Exercise aim
Report all lines from the entries below in which "Series" appears.

***** Provided records

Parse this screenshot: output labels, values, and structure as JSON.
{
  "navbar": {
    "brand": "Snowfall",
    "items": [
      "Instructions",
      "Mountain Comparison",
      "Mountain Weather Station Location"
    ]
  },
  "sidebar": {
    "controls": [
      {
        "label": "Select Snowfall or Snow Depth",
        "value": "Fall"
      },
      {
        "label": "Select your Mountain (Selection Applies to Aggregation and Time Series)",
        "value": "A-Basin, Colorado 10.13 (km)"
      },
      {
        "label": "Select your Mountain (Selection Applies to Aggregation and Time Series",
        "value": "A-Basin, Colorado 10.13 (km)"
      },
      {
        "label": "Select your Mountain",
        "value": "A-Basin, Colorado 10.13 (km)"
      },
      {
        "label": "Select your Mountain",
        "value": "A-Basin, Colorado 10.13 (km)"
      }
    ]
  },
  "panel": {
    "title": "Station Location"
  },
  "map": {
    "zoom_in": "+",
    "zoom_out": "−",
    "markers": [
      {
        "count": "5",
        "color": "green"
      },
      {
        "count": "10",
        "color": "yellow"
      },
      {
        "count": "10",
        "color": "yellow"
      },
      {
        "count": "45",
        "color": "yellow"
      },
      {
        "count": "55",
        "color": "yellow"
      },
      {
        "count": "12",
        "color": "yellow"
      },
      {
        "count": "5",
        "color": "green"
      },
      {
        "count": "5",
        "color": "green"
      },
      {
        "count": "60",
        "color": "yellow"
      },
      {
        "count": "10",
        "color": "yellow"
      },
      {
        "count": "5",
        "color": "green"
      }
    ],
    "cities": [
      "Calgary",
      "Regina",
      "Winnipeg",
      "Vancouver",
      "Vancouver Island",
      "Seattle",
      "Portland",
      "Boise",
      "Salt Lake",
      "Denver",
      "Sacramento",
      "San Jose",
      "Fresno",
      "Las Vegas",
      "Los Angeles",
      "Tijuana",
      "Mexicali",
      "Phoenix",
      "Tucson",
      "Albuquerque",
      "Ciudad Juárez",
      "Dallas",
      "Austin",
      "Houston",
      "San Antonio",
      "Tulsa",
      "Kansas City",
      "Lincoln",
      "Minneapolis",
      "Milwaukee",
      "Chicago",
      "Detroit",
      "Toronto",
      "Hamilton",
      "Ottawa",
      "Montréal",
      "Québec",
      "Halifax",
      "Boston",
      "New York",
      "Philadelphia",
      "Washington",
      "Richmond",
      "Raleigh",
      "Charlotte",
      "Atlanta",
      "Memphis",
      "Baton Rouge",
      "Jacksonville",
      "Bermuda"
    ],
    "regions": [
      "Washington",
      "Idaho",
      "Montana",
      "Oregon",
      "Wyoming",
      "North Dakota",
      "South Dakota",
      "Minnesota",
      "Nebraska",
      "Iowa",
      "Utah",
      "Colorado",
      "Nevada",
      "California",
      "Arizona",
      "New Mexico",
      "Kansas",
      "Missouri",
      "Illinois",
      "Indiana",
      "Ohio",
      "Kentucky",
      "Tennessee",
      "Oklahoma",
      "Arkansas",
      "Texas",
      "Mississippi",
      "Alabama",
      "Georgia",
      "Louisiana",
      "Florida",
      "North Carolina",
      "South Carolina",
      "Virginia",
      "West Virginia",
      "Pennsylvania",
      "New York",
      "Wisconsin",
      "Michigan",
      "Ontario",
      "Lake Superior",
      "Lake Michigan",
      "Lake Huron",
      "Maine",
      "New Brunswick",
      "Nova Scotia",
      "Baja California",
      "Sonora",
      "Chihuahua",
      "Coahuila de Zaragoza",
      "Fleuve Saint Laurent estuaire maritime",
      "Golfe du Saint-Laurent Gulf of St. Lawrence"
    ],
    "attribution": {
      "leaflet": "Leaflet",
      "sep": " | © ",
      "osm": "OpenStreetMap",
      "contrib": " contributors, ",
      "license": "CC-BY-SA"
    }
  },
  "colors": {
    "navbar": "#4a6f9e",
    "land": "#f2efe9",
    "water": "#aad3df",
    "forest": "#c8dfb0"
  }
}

**********

Exercise output
        "label": "Select your Mountain (Selection Applies to Aggregation and Time Series)",
        "label": "Select your Mountain (Selection Applies to Aggregation and Time Series",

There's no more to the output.